§ **The request**
Convert the data from the line containing "377, 218, 438]" through the line containing "443, 1802, 497]" into a numbered list, leaving out any blank lines. Include both of those lines and nothing outside that range.
+--
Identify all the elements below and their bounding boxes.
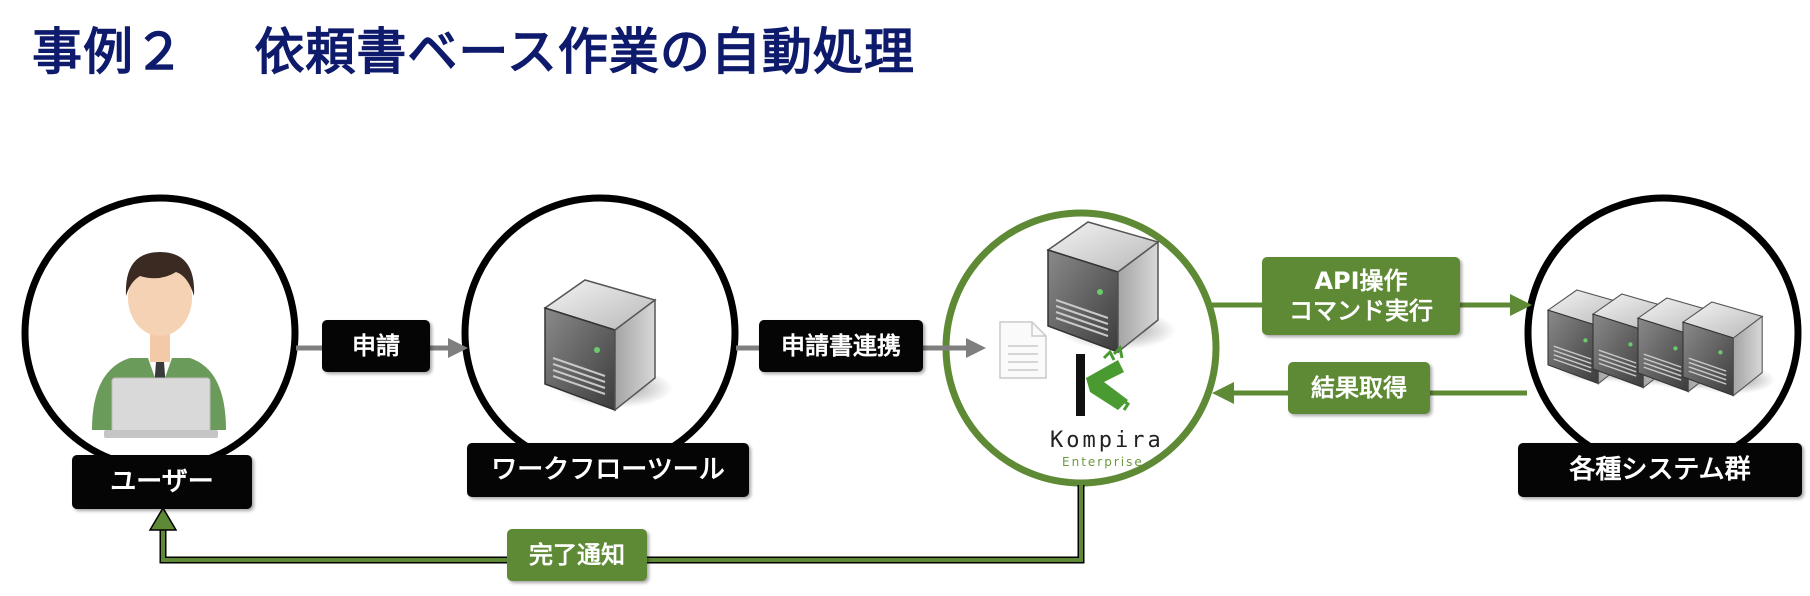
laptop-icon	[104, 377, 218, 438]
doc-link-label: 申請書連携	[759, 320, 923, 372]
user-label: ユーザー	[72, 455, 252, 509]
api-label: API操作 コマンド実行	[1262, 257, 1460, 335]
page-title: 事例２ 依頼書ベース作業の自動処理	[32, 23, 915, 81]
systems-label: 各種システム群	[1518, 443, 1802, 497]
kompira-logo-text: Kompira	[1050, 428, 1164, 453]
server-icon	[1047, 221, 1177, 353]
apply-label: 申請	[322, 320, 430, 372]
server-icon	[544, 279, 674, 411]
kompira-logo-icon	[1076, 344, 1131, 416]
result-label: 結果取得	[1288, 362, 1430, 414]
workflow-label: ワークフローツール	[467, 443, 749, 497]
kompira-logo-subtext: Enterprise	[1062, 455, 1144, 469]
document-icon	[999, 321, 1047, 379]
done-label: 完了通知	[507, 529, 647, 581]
+--
§ **Solution to this task**
1. laptop-icon	[104, 377, 218, 438]
2. doc-link-label: 申請書連携	[759, 320, 923, 372]
3. user-label: ユーザー	[72, 455, 252, 509]
4. api-label: API操作 コマンド実行	[1262, 257, 1460, 335]
5. page-title: 事例２ 依頼書ベース作業の自動処理	[32, 23, 915, 81]
6. systems-label: 各種システム群	[1518, 443, 1802, 497]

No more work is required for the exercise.